Items from a dataset:
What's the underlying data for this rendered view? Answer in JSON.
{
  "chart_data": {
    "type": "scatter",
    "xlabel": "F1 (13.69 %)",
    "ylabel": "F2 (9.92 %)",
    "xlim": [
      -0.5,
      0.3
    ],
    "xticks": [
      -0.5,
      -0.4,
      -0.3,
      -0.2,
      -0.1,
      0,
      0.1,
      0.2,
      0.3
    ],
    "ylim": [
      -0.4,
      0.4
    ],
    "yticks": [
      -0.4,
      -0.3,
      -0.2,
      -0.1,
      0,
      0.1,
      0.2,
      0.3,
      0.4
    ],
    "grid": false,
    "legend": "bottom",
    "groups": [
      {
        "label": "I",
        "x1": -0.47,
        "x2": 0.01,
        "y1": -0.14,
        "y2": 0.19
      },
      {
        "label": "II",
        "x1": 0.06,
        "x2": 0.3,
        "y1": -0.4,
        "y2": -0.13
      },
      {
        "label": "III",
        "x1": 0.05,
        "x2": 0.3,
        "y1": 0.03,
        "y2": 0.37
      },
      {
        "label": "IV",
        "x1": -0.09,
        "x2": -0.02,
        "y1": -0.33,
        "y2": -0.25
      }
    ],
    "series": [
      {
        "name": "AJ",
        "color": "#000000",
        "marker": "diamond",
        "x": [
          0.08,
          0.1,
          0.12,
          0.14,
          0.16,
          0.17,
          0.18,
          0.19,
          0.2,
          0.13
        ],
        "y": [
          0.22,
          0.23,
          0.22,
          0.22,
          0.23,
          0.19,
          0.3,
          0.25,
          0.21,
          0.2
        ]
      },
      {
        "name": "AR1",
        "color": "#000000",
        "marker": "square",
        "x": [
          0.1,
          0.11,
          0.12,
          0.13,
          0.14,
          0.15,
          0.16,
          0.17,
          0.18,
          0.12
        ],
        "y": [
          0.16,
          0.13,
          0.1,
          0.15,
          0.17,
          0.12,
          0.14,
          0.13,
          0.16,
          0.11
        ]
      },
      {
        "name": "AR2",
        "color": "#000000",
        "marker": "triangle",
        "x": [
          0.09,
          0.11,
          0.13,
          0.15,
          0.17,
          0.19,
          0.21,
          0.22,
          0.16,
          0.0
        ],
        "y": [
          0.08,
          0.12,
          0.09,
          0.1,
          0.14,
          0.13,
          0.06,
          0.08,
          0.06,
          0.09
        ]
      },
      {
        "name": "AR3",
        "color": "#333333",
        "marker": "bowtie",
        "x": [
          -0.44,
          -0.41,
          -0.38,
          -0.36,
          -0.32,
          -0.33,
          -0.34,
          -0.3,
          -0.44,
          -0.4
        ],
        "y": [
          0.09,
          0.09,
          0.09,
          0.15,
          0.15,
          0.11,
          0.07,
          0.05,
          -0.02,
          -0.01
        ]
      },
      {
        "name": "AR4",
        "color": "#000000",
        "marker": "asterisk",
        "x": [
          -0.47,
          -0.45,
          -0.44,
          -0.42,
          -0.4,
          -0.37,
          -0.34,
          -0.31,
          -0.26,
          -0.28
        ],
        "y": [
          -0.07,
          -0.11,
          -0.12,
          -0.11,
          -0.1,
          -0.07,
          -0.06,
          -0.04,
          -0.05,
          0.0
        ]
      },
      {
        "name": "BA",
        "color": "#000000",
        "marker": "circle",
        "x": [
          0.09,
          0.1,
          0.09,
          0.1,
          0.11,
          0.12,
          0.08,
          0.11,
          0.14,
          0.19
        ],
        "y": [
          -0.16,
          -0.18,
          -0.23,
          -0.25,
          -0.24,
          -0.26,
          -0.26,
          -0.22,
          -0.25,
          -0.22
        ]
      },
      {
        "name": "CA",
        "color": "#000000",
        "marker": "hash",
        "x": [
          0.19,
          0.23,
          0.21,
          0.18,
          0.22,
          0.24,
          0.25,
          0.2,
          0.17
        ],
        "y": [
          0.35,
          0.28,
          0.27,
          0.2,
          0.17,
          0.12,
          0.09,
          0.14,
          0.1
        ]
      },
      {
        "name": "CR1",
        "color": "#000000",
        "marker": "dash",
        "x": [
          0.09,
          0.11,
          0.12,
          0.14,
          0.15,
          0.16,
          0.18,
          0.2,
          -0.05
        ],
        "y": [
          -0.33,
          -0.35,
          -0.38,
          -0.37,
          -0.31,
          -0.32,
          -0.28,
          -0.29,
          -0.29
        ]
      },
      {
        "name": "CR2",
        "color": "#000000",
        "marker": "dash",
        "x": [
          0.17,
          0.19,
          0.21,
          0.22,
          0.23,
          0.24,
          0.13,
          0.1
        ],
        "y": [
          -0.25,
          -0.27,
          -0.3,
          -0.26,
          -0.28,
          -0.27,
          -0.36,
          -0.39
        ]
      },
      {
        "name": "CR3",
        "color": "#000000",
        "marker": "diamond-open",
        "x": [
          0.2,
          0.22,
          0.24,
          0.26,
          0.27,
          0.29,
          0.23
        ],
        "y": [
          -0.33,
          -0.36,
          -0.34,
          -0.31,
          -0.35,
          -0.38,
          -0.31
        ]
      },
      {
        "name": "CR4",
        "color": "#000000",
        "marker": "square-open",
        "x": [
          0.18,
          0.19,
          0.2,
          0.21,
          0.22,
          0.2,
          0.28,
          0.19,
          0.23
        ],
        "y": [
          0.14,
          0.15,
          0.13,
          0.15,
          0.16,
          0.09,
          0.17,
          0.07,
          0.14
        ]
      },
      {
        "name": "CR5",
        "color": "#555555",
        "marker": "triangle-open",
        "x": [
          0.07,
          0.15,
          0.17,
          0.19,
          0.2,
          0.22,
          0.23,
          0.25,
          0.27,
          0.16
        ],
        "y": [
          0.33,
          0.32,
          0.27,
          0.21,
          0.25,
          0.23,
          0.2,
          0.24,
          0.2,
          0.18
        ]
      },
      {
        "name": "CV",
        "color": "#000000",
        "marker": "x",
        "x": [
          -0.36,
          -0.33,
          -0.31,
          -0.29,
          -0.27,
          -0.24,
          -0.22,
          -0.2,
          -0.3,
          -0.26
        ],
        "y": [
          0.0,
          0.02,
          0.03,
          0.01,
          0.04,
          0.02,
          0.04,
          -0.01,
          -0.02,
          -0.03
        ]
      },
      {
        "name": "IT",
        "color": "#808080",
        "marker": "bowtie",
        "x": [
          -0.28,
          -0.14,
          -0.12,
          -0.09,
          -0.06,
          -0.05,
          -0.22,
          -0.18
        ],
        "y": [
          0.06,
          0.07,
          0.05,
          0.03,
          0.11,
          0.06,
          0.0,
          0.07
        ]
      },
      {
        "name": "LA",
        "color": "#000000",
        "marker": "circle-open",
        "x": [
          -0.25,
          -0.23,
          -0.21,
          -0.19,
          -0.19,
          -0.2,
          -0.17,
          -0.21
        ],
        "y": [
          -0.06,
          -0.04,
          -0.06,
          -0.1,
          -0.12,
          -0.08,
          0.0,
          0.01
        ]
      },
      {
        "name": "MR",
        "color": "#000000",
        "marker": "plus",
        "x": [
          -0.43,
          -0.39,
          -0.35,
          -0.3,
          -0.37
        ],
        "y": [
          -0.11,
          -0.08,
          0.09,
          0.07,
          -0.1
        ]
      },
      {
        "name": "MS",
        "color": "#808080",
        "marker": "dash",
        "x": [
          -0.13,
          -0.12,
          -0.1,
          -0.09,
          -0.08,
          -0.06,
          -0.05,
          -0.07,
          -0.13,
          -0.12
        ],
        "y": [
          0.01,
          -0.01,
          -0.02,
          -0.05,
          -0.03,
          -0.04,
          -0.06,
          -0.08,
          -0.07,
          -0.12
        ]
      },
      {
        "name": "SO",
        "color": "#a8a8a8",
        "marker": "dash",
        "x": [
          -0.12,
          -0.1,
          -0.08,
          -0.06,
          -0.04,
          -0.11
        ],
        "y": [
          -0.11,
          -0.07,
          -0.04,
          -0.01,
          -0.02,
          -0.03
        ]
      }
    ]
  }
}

[Objective] Of the lines in this listing, report how many contain the string "open", and give the number only.

[Response to the task] 4